[Extracted records]
-- START --

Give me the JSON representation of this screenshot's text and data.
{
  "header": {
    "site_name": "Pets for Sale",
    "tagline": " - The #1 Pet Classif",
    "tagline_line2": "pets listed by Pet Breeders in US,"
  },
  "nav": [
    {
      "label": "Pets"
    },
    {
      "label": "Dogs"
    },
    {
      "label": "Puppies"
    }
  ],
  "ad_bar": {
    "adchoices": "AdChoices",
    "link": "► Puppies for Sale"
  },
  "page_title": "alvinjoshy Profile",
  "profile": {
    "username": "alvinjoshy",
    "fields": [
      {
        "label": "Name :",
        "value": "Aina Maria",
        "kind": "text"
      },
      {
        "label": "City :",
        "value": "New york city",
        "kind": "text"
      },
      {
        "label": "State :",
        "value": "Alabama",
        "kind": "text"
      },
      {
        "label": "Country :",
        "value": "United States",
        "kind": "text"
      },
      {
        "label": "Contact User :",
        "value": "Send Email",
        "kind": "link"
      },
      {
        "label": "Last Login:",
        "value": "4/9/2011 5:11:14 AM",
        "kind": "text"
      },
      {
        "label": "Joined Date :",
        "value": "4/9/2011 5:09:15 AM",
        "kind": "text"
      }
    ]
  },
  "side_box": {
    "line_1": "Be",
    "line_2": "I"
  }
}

-- END --

■ GOAL OF THE EXERCISE: Everything in the listing above should be restated exactly.

■ ANSWER TO THE PROBLEM:
Give me the JSON representation of this screenshot's text and data.
{
  "header": {
    "site_name": "Pets for Sale",
    "tagline": " - The #1 Pet Classif",
    "tagline_line2": "pets listed by Pet Breeders in US,"
  },
  "nav": [
    {
      "label": "Pets"
    },
    {
      "label": "Dogs"
    },
    {
      "label": "Puppies"
    }
  ],
  "ad_bar": {
    "adchoices": "AdChoices",
    "link": "► Puppies for Sale"
  },
  "page_title": "alvinjoshy Profile",
  "profile": {
    "username": "alvinjoshy",
    "fields": [
      {
        "label": "Name :",
        "value": "Aina Maria",
        "kind": "text"
      },
      {
        "label": "City :",
        "value": "New york city",
        "kind": "text"
      },
      {
        "label": "State :",
        "value": "Alabama",
        "kind": "text"
      },
      {
        "label": "Country :",
        "value": "United States",
        "kind": "text"
      },
      {
        "label": "Contact User :",
        "value": "Send Email",
        "kind": "link"
      },
      {
        "label": "Last Login:",
        "value": "4/9/2011 5:11:14 AM",
        "kind": "text"
      },
      {
        "label": "Joined Date :",
        "value": "4/9/2011 5:09:15 AM",
        "kind": "text"
      }
    ]
  },
  "side_box": {
    "line_1": "Be",
    "line_2": "I"
  }
}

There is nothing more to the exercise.